>>>>
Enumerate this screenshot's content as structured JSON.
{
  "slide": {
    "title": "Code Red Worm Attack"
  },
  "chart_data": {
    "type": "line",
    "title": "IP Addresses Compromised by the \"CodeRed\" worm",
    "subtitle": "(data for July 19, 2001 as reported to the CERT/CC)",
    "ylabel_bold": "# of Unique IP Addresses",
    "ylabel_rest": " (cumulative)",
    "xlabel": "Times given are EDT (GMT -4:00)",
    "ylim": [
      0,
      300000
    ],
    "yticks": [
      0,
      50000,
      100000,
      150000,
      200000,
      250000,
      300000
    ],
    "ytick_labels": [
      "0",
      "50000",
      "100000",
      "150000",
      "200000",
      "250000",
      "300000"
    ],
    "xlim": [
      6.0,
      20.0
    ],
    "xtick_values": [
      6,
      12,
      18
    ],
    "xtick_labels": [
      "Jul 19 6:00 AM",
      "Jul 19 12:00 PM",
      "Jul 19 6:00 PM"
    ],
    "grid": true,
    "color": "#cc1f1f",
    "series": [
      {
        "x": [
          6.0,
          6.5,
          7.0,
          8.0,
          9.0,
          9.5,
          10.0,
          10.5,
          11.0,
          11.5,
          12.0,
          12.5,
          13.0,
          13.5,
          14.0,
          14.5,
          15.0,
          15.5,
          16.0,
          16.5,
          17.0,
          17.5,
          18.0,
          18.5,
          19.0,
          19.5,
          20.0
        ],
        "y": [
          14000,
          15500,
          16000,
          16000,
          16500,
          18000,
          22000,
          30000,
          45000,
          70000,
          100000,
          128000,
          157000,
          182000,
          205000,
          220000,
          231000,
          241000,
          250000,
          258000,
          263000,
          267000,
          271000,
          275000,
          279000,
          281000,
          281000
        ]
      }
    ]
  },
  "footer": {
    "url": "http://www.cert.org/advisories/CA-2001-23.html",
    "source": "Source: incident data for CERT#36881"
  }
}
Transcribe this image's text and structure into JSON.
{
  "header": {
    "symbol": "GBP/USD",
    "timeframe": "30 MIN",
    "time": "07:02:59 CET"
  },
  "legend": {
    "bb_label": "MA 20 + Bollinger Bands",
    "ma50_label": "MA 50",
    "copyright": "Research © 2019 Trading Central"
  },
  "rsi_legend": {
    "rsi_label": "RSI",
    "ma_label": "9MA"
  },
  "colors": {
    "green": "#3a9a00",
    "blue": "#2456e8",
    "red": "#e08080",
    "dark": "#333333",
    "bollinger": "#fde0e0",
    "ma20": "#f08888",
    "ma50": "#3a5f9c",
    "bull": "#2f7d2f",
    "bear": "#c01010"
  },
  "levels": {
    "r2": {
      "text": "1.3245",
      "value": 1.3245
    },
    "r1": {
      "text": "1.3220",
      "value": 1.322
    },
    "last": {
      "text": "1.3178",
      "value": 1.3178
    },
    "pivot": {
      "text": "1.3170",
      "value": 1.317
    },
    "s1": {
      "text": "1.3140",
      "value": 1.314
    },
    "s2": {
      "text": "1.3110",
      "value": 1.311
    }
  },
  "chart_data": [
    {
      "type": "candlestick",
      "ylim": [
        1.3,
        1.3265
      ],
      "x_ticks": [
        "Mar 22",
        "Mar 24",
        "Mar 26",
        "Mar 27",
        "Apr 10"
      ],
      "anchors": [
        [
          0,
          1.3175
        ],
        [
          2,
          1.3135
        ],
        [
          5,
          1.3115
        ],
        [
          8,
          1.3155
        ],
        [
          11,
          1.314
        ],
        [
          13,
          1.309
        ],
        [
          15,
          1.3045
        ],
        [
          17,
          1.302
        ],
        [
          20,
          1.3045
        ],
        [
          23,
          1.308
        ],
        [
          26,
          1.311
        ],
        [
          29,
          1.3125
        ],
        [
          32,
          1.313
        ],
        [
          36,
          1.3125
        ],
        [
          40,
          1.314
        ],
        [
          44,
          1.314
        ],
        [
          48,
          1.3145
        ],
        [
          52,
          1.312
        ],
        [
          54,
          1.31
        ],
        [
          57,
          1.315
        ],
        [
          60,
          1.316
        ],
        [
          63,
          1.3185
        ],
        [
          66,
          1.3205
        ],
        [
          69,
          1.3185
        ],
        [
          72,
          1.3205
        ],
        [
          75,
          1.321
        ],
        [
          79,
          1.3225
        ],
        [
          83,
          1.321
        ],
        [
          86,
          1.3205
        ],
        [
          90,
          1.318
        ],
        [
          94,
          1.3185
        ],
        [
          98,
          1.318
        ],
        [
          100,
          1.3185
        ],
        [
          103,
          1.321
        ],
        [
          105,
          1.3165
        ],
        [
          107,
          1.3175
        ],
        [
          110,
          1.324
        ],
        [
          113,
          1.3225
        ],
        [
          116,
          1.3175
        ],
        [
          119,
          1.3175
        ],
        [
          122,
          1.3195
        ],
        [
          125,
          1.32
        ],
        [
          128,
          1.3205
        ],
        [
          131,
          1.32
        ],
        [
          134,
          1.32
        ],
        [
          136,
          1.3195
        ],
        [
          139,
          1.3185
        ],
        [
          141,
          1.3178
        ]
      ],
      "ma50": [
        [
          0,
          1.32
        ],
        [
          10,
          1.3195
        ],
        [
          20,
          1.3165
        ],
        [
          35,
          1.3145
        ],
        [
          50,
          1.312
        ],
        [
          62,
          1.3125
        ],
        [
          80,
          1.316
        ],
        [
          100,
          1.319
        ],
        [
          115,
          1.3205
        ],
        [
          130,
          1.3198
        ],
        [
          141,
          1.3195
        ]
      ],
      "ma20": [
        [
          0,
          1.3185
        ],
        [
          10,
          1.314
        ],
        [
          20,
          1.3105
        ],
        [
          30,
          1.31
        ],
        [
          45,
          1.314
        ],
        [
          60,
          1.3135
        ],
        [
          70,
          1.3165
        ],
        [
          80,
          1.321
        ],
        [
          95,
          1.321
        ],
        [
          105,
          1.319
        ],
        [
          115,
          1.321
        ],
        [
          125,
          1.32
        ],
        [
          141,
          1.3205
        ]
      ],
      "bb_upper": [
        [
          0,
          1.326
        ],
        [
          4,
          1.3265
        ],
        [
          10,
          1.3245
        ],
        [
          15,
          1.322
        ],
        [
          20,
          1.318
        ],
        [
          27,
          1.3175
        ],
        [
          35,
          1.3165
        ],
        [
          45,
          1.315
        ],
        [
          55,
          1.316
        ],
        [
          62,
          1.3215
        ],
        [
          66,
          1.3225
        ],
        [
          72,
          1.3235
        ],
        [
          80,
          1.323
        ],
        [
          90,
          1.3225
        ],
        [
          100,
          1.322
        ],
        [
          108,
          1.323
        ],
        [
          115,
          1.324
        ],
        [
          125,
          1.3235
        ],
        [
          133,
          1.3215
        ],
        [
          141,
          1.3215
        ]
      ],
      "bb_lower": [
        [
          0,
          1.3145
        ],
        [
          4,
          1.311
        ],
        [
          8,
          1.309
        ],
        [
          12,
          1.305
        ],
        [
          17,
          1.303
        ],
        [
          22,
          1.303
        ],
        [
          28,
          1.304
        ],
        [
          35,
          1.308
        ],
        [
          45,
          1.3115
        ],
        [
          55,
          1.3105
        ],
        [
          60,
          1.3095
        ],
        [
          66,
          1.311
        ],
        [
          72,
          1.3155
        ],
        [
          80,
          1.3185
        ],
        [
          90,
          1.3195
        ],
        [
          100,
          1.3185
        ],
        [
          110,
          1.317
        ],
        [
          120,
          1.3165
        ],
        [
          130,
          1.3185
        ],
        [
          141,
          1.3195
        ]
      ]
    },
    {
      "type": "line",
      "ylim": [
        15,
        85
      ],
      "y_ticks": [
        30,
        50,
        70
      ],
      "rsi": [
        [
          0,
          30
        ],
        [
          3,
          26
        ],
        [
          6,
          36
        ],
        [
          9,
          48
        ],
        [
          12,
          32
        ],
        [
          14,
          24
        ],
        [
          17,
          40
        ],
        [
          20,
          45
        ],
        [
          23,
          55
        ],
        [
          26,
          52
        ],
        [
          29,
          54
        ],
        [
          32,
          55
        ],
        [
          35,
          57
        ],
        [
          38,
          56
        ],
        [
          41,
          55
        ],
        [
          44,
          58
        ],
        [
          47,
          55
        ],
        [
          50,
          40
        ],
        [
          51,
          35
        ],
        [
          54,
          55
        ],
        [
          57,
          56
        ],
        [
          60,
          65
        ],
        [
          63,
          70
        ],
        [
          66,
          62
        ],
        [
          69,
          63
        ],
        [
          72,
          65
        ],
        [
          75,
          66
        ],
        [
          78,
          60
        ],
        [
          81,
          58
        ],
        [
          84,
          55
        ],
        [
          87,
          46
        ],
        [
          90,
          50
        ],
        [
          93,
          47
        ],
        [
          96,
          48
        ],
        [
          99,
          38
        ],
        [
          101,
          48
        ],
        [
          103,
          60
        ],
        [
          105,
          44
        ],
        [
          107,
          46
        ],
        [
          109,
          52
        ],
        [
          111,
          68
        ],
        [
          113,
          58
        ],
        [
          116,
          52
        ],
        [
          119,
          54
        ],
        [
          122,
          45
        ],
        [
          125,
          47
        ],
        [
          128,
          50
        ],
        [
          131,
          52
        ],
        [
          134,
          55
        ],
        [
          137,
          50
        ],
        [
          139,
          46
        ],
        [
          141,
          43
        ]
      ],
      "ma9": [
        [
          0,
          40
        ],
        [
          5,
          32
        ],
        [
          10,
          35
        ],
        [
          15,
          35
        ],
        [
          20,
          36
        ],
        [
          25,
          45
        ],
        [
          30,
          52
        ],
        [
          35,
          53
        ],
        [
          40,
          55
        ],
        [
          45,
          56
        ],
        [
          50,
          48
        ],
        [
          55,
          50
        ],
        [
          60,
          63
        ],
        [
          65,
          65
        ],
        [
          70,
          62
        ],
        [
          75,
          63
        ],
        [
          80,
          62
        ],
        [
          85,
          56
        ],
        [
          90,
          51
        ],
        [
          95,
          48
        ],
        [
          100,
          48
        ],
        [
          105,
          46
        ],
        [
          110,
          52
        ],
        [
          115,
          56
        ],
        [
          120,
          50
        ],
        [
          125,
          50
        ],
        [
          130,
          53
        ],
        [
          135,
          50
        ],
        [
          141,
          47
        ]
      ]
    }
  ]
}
<<<<
• Task statement
Scan the records above, count the lines with "text" in them, and give only the number.

• Exercise answer
7